=== Work instructions ===
Continue the forum post below about computing MD5 hash values with a script component, starting right after its last line.

=== Excerpt to read ===
BEGIN

Compute MD5 hash value using script component

Hi ,

I am looking to convert all the source column to md5 hash value,

I never worked on this scenario.below is my code , please suggest me where and what i need to change in code to get md5 value in derived column hashvalue of all incoming rows.

My script component code is :-

Imports System
Imports System.Data
Imports System.Math
Imports Microsoft.SqlServer.Dts.Pipeline.Wrapper
Imports Microsoft.SqlServer.Dts.Pipeline.ScriptComponentHost
Imports Microsoft.SqlServer.Dts.Runtime.Wrapper
Imports Microsoft.SqlServer.Dts.Runtime
Imports System.Data.SqlClient
Imports System.Data.SqlClient.SqlConnection
Imports Microsoft.SqlServer.Dts.Pipeline
Imports System.Text
Imports System.Security.Cryptography

<Microsoft.SqlServer.Dts.Pipeline.SSISScriptComponentEntryPointAttribute()> _
<CLSCompliant(False)> _
Public Class ScriptMain
    Inherits UserComponent
    Dim connMgr As IDTSConnectionManager100
    Dim sqlConn As SqlConnection
    Dim sqlCmd As SqlCommand
    Dim sqlParam As SqlParameter
    Private inputBuffer As PipelineBuffer
    Public Overrides Sub AcquireConnections(ByVal Transaction As Object)
        connMgr = Me.Connections.Connection
        sqlConn = CType(connMgr.AcquireConnection(Nothing), SqlConnection)
    End Sub

    Public Overrides Sub PreExecute()
        sqlCmd = New SqlCommand("SELECT * FROM TestEmpS ", sqlConn)
        'sqlParam = New SqlParameter("@filem", SqlDbType.VarChar)
        'sqlCmd.Parameters.Add(sqlParam)
    End Sub

    Public Overrides Sub CustomerRecordsInput_ProcessInputRow(ByVal Row As CustomerRecordsInputBuffer)

        Dim reader As SqlDataReader
        ' sqlCmd.Parameters("@KeyCustomer").Value = Row.CUNO
        reader = sqlCmd.ExecuteReader()
        If reader.Read() Then
            'do all field comparisons here to determine if
            '    the record changed since the last ETL.
            If (reader("Name").ToString() <> Row.Name) Then
                ' Row.DirectRowToUpdateRecordsOutput()
                Row.DirectRowToInsertRecordsOutput()
            ElseIf (reader("Name").ToString() = Row.Name) Then
                Row.DirectRowToIgnoreRecordsOutput()
            End If
        Else
            Row.DirectRowToInsertRecordsOutput()
        End If
        reader.Close()
        ' If sqlConn.State = ConnectionState.Open Then sqlConn.Close()

    End Sub
    Public Overrides Sub ReleaseConnections()
        connMgr.ReleaseConnection(sqlConn)

END

=== Information shown ===

BEGIN

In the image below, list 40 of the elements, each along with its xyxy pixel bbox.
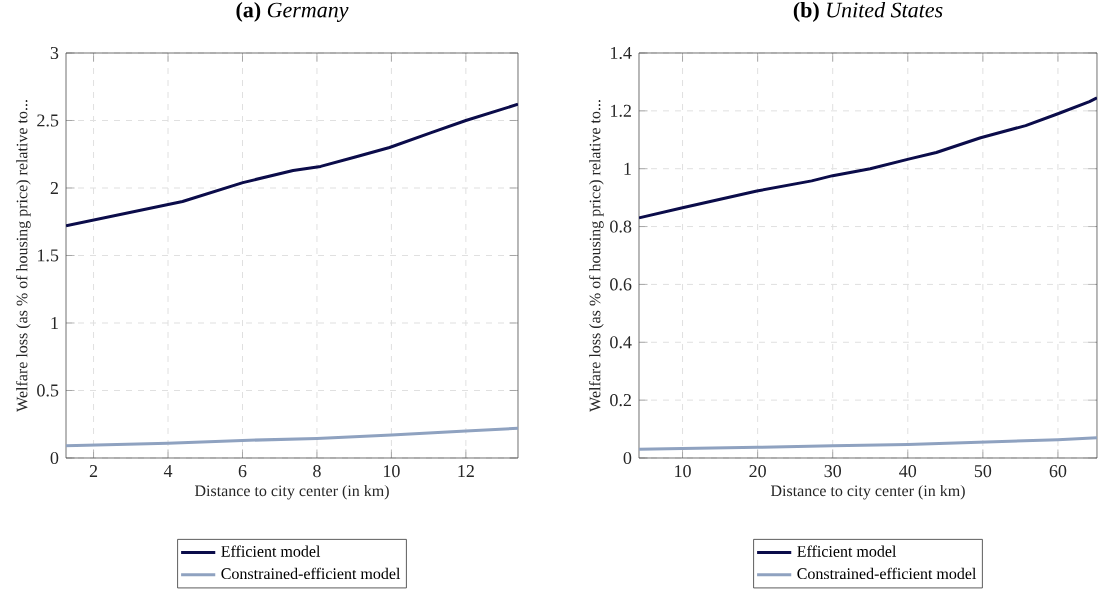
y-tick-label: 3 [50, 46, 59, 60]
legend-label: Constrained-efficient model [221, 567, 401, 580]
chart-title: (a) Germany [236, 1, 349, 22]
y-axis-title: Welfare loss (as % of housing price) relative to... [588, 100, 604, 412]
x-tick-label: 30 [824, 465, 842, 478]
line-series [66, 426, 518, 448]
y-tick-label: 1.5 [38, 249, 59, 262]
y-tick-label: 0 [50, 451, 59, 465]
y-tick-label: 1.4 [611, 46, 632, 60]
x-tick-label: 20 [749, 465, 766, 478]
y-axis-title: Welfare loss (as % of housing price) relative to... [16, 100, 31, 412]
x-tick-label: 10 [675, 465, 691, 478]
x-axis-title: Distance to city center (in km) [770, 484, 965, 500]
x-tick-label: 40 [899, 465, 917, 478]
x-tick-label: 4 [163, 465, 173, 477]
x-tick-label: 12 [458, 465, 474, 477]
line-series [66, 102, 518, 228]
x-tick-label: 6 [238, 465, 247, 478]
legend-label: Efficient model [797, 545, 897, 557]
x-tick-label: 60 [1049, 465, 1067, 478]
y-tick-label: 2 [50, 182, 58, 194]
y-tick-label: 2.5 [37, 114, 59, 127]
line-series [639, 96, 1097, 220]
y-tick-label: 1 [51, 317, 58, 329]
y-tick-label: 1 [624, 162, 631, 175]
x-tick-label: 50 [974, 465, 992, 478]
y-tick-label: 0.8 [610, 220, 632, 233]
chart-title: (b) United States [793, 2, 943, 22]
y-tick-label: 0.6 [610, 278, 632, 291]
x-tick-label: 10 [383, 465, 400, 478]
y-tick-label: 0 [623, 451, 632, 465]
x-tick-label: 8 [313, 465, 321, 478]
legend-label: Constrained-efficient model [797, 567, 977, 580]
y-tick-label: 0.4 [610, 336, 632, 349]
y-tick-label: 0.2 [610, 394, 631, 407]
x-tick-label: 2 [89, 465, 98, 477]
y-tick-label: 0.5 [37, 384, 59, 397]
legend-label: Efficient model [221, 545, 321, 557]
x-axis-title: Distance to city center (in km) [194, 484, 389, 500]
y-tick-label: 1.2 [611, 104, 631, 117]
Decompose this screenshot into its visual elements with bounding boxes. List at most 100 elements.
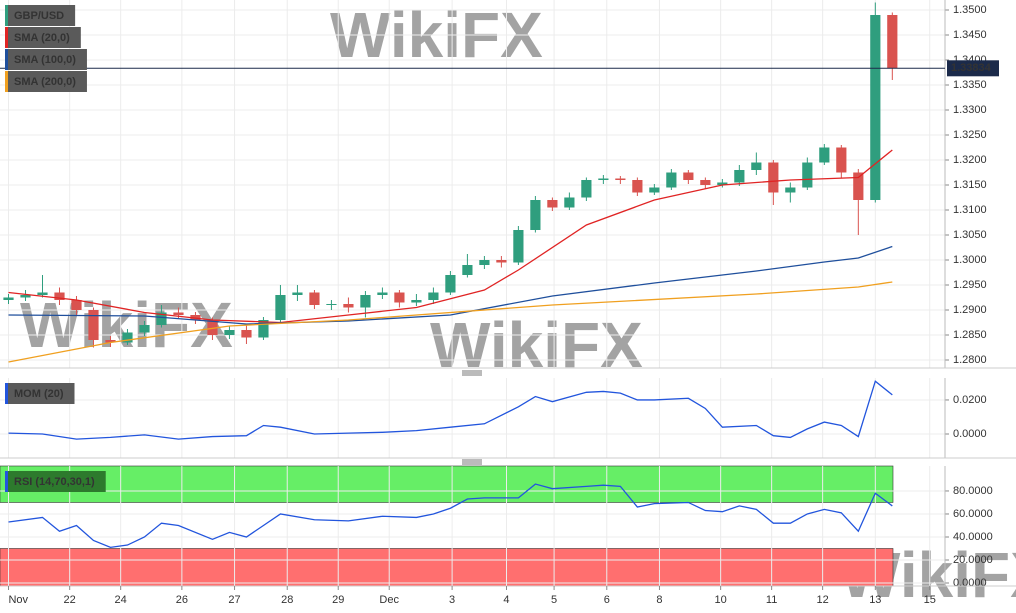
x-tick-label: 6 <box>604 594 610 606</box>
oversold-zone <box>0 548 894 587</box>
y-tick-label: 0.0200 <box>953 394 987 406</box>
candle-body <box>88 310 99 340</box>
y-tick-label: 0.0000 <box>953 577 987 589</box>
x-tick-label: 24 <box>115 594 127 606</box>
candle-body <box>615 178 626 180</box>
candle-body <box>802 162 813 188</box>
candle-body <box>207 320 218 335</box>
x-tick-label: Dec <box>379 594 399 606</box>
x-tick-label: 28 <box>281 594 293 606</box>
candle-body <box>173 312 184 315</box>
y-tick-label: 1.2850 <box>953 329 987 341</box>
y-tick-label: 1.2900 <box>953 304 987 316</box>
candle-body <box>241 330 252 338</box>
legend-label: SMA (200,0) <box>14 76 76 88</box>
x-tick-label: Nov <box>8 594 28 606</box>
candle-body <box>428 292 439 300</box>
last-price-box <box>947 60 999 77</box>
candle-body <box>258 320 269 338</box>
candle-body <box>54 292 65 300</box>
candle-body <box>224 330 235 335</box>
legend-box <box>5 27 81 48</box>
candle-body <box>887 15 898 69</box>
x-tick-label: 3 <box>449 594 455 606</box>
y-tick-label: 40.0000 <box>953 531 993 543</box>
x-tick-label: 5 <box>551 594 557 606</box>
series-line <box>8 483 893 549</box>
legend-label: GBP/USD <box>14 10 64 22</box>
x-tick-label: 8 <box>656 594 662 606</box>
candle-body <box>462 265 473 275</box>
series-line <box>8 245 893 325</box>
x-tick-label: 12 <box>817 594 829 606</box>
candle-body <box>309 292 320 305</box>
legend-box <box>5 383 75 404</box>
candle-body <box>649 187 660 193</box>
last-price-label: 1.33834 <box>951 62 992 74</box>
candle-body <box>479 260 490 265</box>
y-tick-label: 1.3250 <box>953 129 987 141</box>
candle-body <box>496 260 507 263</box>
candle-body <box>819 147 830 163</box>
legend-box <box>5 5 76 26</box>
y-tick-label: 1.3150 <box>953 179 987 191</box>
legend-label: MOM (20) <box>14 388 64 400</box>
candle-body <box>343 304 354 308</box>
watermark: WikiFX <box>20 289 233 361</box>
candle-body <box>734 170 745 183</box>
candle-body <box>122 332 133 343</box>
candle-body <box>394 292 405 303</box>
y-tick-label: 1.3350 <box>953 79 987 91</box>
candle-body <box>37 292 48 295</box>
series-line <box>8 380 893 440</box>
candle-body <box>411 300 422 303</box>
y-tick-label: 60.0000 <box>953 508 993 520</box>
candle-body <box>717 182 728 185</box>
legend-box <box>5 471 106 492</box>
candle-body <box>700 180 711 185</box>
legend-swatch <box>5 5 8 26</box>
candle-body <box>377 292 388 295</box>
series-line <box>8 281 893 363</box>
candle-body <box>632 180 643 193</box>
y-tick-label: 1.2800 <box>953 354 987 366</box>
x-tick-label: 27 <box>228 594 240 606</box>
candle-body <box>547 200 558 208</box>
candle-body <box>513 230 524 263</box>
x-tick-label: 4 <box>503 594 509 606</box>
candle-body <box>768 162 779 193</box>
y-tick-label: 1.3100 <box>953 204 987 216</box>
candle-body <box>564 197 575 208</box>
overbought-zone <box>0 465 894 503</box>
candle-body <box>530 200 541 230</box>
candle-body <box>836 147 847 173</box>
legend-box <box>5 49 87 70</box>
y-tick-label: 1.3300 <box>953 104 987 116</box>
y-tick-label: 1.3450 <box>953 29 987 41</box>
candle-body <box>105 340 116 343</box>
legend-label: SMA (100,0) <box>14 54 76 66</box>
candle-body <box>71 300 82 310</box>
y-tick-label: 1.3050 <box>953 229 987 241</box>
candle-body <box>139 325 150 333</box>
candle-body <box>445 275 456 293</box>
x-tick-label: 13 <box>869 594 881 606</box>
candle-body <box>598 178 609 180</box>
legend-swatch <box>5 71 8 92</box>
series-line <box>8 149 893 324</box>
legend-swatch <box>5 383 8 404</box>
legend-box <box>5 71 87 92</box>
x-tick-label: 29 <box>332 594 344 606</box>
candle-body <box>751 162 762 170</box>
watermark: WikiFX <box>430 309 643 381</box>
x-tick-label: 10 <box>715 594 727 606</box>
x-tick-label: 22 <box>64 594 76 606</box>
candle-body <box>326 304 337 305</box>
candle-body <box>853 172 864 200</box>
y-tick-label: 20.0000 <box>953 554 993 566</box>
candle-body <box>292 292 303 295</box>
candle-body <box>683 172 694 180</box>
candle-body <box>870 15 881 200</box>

END
BEGIN

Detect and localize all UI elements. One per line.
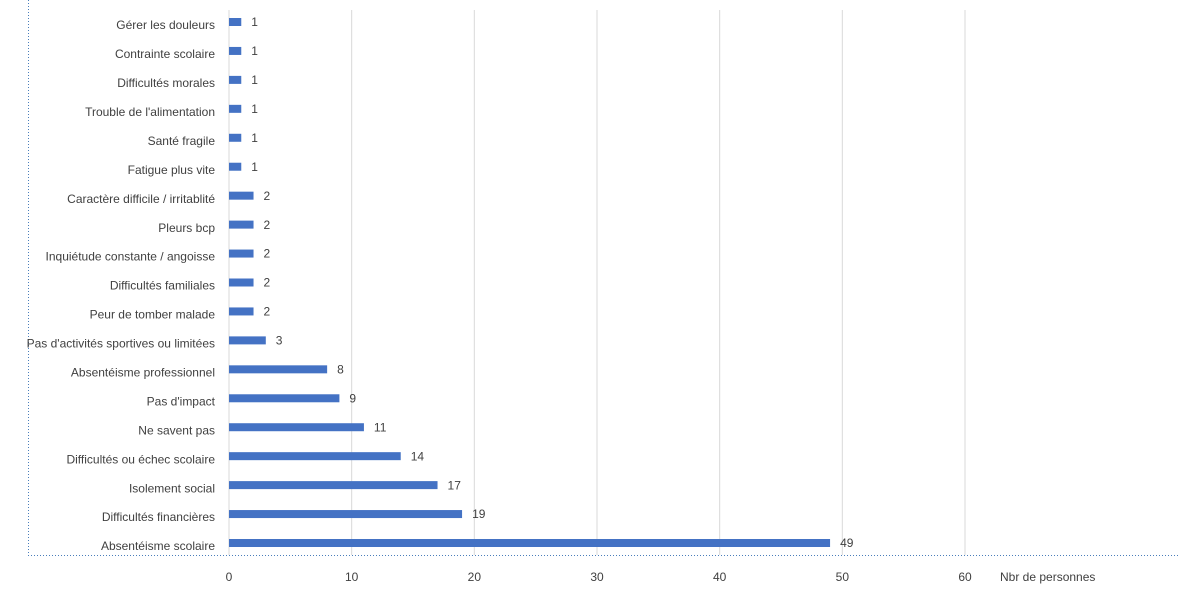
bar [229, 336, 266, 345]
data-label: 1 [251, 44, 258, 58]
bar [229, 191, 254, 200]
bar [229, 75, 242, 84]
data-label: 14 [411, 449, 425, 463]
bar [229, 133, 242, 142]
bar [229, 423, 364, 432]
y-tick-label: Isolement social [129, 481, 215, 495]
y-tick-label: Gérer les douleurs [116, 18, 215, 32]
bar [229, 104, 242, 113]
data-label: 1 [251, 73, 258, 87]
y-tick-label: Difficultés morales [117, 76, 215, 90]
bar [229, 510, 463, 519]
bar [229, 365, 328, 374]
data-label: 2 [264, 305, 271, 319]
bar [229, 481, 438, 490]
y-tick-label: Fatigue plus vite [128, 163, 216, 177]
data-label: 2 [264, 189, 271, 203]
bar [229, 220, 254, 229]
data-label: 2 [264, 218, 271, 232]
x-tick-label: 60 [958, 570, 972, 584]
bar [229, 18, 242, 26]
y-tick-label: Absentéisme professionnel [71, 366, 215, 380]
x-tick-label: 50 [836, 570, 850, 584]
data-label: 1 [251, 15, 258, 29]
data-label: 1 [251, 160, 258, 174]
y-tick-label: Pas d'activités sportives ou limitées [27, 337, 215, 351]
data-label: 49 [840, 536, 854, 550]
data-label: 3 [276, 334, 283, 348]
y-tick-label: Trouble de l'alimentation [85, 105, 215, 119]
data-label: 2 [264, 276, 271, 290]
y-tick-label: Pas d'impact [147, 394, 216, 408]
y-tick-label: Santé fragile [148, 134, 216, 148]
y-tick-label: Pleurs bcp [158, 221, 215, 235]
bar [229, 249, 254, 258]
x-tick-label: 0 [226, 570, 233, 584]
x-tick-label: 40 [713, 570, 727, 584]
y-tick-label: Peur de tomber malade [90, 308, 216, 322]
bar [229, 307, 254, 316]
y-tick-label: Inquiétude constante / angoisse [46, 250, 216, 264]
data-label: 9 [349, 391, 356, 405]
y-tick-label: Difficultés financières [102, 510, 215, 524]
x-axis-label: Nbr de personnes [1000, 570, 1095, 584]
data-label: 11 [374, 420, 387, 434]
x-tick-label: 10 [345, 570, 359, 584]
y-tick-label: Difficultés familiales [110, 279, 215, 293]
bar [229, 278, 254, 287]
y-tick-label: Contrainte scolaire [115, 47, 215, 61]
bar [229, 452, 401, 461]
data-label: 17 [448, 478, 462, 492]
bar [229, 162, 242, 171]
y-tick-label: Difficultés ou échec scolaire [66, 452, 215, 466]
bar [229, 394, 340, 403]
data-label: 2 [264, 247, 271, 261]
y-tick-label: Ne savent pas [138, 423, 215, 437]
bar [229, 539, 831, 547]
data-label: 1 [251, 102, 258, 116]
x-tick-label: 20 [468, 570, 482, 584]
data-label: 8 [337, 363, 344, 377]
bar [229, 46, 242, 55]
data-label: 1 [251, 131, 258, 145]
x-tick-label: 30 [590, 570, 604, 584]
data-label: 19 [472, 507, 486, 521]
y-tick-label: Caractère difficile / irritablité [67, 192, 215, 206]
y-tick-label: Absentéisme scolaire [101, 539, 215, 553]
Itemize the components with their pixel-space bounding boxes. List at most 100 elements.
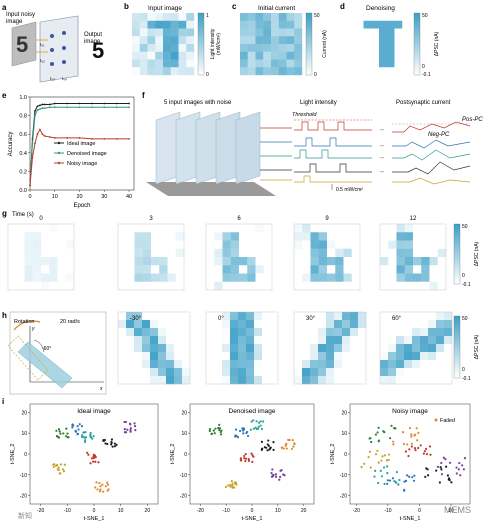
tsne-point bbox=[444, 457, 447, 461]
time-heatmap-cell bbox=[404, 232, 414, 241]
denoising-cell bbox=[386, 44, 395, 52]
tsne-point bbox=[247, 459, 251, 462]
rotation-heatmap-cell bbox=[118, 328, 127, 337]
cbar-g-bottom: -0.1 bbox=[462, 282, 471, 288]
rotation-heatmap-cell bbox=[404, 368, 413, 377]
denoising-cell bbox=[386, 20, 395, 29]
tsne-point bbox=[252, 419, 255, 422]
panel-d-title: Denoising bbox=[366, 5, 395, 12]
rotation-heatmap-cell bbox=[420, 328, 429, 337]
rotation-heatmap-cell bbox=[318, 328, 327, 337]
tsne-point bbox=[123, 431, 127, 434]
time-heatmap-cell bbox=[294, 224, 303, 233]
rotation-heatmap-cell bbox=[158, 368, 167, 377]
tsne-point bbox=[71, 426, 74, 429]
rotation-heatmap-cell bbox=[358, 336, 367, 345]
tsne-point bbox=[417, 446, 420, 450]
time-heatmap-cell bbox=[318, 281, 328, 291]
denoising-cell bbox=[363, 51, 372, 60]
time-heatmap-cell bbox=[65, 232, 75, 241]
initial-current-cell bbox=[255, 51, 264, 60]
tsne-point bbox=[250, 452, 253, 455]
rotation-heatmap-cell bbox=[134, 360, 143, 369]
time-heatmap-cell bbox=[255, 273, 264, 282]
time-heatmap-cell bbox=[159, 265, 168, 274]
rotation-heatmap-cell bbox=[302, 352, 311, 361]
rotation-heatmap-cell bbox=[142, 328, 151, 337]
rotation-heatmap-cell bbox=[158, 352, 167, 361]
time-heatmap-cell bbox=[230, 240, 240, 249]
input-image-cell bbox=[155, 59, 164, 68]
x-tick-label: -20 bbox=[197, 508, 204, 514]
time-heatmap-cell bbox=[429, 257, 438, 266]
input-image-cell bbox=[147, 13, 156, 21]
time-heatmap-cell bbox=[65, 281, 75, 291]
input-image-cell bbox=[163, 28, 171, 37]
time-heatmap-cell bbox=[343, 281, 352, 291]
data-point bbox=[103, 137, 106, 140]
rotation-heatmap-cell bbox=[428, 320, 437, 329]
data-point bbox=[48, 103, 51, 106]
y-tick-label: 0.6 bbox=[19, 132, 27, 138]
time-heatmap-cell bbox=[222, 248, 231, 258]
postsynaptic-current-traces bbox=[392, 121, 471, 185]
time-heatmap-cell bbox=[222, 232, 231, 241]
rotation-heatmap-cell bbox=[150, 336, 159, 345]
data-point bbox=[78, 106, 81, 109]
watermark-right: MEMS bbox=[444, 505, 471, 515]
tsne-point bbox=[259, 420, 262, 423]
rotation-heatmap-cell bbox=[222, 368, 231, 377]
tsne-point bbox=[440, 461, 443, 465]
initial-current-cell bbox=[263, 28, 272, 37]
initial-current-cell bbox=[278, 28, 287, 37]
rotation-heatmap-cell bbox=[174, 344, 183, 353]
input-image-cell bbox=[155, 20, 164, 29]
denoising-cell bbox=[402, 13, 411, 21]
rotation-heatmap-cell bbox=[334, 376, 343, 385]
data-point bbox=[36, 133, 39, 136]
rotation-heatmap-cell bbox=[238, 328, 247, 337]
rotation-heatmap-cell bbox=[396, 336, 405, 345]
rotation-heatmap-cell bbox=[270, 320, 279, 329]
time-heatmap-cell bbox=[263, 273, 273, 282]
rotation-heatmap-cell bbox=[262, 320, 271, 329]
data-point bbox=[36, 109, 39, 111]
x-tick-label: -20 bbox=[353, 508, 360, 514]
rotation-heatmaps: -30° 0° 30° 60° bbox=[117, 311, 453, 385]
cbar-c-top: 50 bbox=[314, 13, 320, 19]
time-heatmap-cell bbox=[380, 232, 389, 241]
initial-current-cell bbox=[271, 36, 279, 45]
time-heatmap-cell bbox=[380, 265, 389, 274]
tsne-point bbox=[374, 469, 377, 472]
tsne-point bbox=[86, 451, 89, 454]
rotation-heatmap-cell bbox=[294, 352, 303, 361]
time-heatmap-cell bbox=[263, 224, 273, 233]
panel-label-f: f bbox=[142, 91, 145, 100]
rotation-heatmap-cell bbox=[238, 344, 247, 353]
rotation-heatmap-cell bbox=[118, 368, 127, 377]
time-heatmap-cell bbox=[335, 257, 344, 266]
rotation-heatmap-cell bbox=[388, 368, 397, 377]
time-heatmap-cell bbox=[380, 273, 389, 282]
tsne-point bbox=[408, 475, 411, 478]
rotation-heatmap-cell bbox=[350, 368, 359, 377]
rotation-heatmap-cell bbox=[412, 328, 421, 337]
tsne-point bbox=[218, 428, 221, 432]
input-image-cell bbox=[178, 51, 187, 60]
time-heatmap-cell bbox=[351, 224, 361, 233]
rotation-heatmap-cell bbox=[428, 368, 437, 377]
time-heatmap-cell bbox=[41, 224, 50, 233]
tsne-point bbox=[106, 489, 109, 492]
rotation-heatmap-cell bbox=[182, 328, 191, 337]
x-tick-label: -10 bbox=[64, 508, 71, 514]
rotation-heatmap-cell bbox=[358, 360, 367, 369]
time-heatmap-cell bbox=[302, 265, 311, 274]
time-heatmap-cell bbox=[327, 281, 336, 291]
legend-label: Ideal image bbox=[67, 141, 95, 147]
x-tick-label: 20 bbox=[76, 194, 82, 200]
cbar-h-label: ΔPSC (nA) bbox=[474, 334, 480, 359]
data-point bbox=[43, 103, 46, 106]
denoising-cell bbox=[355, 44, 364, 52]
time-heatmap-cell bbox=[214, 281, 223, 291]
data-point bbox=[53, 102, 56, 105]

END
BEGIN

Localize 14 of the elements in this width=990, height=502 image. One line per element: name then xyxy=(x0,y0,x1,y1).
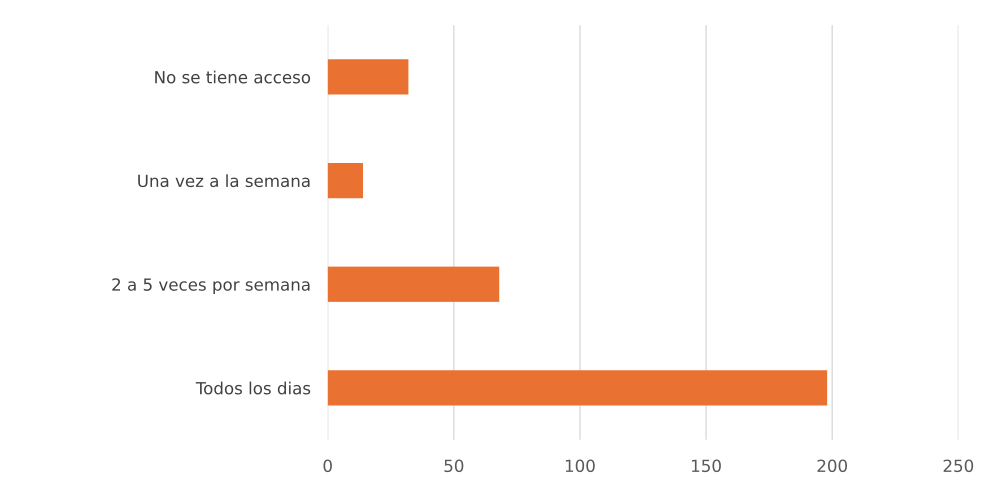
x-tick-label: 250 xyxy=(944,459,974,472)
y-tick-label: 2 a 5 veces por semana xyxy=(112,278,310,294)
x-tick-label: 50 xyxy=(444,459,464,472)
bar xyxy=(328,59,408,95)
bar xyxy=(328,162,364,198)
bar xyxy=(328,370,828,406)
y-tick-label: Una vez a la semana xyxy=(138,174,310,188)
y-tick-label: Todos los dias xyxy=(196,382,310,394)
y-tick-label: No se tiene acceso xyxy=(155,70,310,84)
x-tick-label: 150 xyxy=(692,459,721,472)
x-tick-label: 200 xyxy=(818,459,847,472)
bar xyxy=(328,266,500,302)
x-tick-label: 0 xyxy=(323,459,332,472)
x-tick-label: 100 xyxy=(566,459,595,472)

END

=== Result for this task ===
    End Sub
End Class

Thanks in advance.

Regards,

Vipin jha

February 8th, 2015 10:25am

Hi Vipin,

http://blogs.msdn.com/b/csharpfaq/archive/2006/10/09/how-do-i-calculate-a-md5-hash-from-a-string_3f00_.aspx explains how to calculate MD5 hash from input.

I suggest you make it a function in your script task.

PS: Do not do SELECT * in ETL ever

Free Windows Admin Tool Kit Click here and download it now
February 8th, 2015 5:41pm

Hi Arthur,

Actually I never worked on this scenario where I have to use s single Data flow task for loading 100 of different table from source to destination and every table have different number of column.

By searching on internet I found that we can achieve this by using script component and we can get new ,updated and same records on the basis of hash value by comparing from source to destination.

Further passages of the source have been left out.